_The exercise_
Find every line below that contains the word "title" and copy it out.

::: Material for the task :::

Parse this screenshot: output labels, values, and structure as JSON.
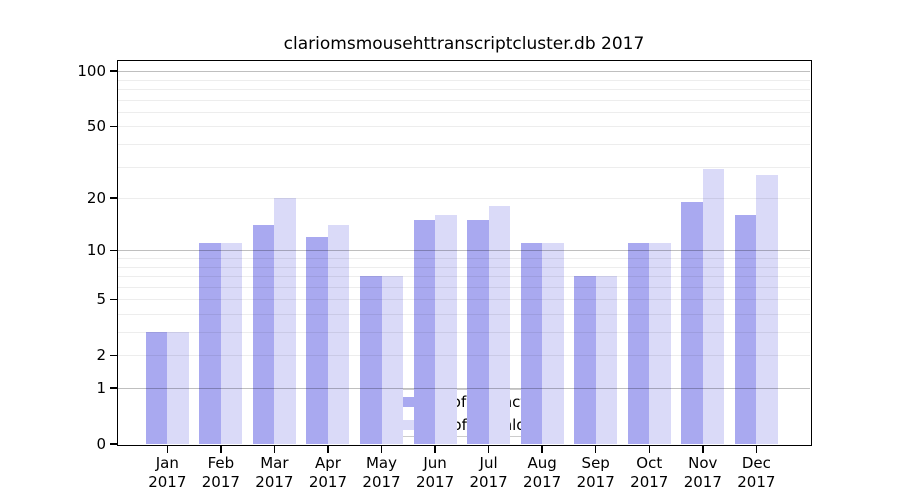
{
  "title": "clariomsmousehttranscriptcluster.db 2017",
  "chart_data": {
    "type": "bar",
    "title": "clariomsmousehttranscriptcluster.db 2017",
    "categories": [
      "Jan 2017",
      "Feb 2017",
      "Mar 2017",
      "Apr 2017",
      "May 2017",
      "Jun 2017",
      "Jul 2017",
      "Aug 2017",
      "Sep 2017",
      "Oct 2017",
      "Nov 2017",
      "Dec 2017"
    ],
    "series": [
      {
        "name": "Nb of distinct IPs",
        "color": "#a9a9f0",
        "values": [
          3,
          11,
          14,
          12,
          7,
          15,
          15,
          11,
          7,
          11,
          19,
          16
        ]
      },
      {
        "name": "Nb of downloads",
        "color": "#dadaf8",
        "values": [
          3,
          11,
          20,
          14,
          7,
          16,
          18,
          11,
          7,
          11,
          29,
          27
        ]
      }
    ],
    "xlabel": "",
    "ylabel": "",
    "yscale": "log(1+x)",
    "ylim": [
      0,
      114
    ],
    "yticks": [
      0,
      1,
      2,
      5,
      10,
      20,
      50,
      100
    ],
    "grid": true,
    "major_gridlines": [
      1,
      10,
      100
    ],
    "minor_gridlines": [
      2,
      3,
      4,
      5,
      6,
      7,
      8,
      9,
      20,
      30,
      40,
      50,
      60,
      70,
      80,
      90
    ],
    "legend_position": "lower center"
  },
  "colors": {
    "background": "#ffffff",
    "axis": "#000000",
    "grid_major": "rgba(0,0,0,0.25)",
    "grid_minor": "rgba(0,0,0,0.07)",
    "legend_border": "#cccccc"
  }
}
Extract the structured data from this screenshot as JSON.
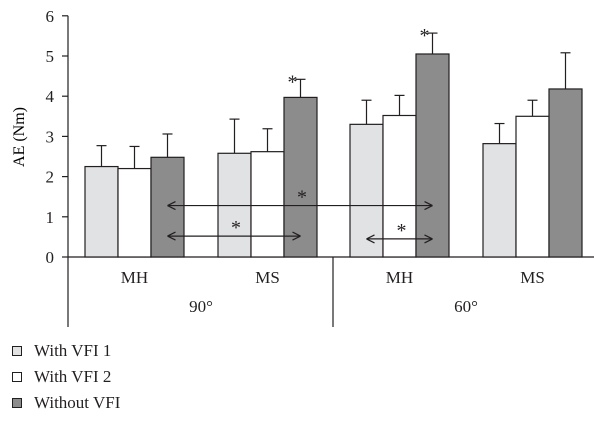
{
  "chart_data": {
    "type": "bar",
    "ylabel": "AE (Nm)",
    "ylim": [
      0,
      6
    ],
    "yticks": [
      "0",
      "1",
      "2",
      "3",
      "4",
      "5",
      "6"
    ],
    "categories": [
      "MH",
      "MS",
      "MH",
      "MS"
    ],
    "groups": [
      {
        "label": "90°",
        "categories": [
          0,
          1
        ]
      },
      {
        "label": "60°",
        "categories": [
          2,
          3
        ]
      }
    ],
    "series": [
      {
        "name": "With VFI 1",
        "color": "#e1e2e3",
        "values": [
          2.25,
          2.58,
          3.3,
          2.82
        ],
        "errors": [
          0.52,
          0.85,
          0.6,
          0.5
        ]
      },
      {
        "name": "With VFI 2",
        "color": "#ffffff",
        "values": [
          2.2,
          2.62,
          3.52,
          3.5
        ],
        "errors": [
          0.55,
          0.57,
          0.5,
          0.4
        ]
      },
      {
        "name": "Without VFI",
        "color": "#8c8c8c",
        "values": [
          2.48,
          3.97,
          5.05,
          4.18
        ],
        "errors": [
          0.58,
          0.45,
          0.52,
          0.9
        ]
      }
    ],
    "star_marks": [
      {
        "category": 1,
        "series": 2,
        "label": "*"
      },
      {
        "category": 2,
        "series": 2,
        "label": "*"
      }
    ],
    "comparisons": [
      {
        "from_category": 0,
        "from_series": 2,
        "to_category": 2,
        "to_series": 2,
        "y": 1.28,
        "label": "*"
      },
      {
        "from_category": 0,
        "from_series": 2,
        "to_category": 1,
        "to_series": 2,
        "y": 0.52,
        "label": "*"
      },
      {
        "from_category": 2,
        "from_series": 0,
        "to_category": 2,
        "to_series": 2,
        "y": 0.45,
        "label": "*"
      }
    ],
    "legend_position": "bottom-left",
    "grid": false
  }
}
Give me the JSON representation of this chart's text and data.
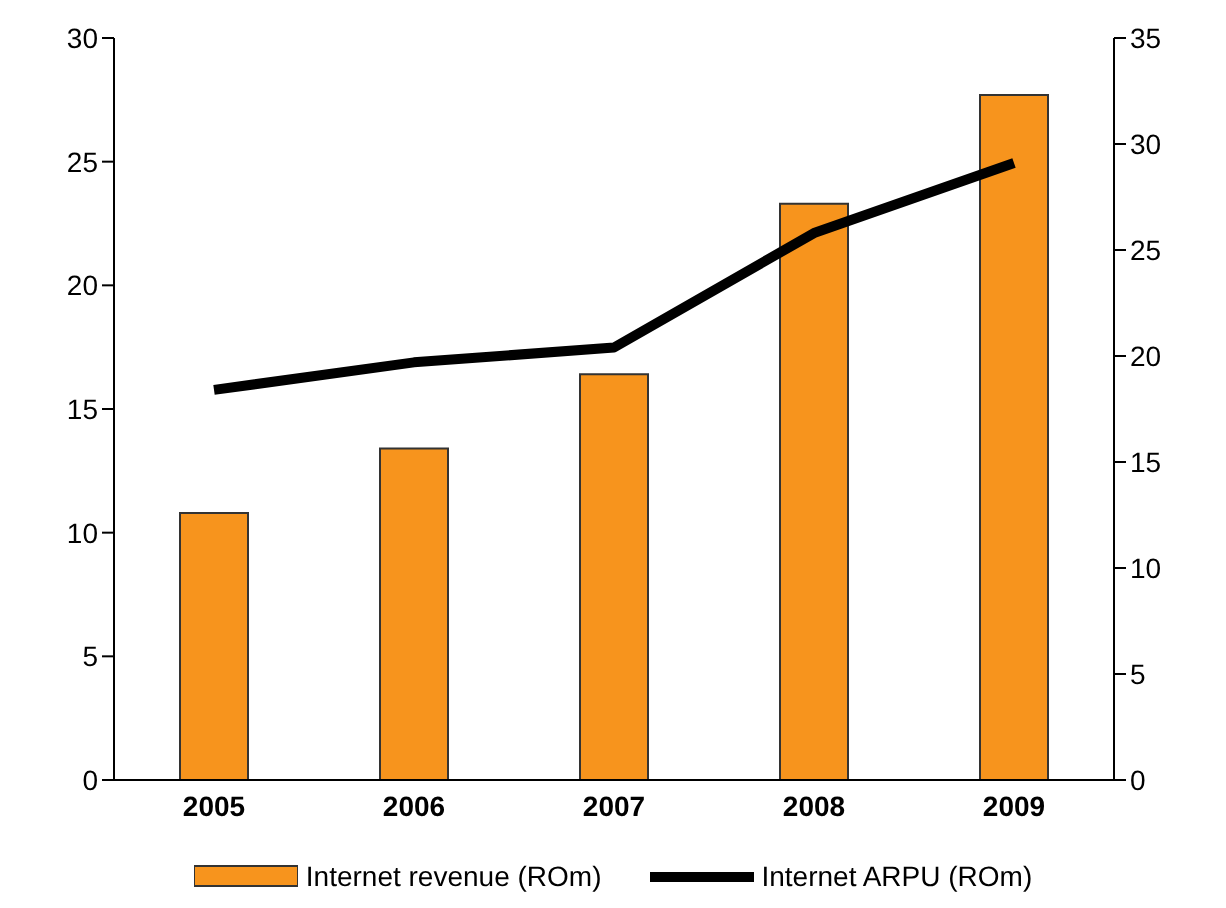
{
  "chart_data": {
    "type": "bar",
    "categories": [
      "2005",
      "2006",
      "2007",
      "2008",
      "2009"
    ],
    "series": [
      {
        "name": "Internet revenue (ROm)",
        "color": "#f7941d",
        "values": [
          10.8,
          13.4,
          16.4,
          23.3,
          27.7
        ]
      },
      {
        "name": "Internet ARPU (ROm)",
        "type": "line",
        "axis": "y2",
        "color": "#000000",
        "values": [
          18.4,
          19.7,
          20.4,
          25.8,
          29.1
        ]
      }
    ],
    "ylim": [
      0,
      30
    ],
    "yticks": [
      0,
      5,
      10,
      15,
      20,
      25,
      30
    ],
    "y2lim": [
      0,
      35
    ],
    "y2ticks": [
      0,
      5,
      10,
      15,
      20,
      25,
      30,
      35
    ],
    "grid": false,
    "legend": "bottom",
    "marker": "none"
  }
}
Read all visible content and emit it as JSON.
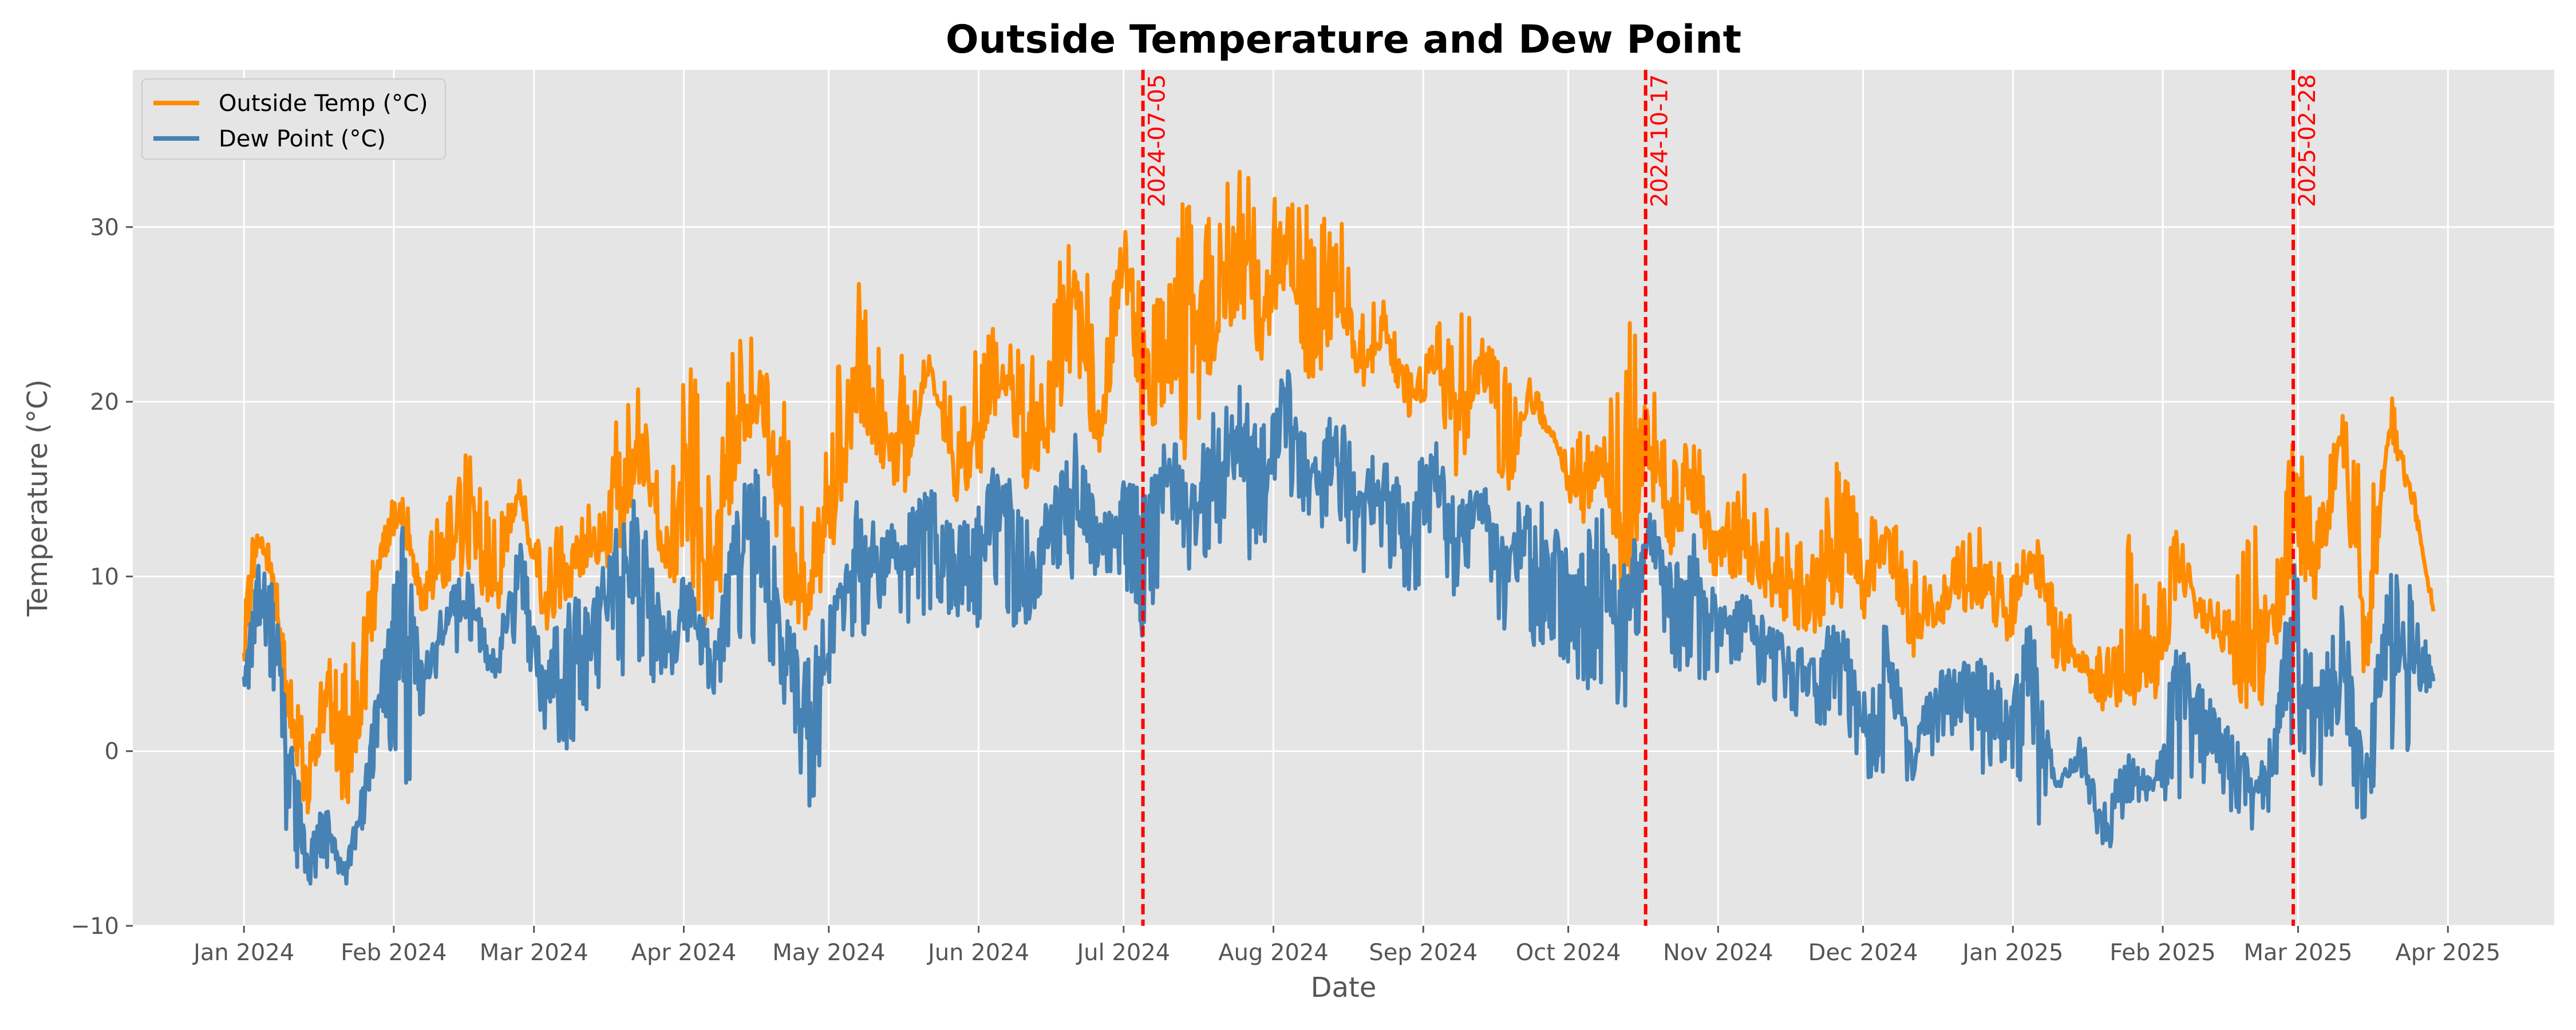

:::

_Full output_
  "title": "clariomsmousehttranscriptcluster.db 2017",
    "title": "clariomsmousehttranscriptcluster.db 2017",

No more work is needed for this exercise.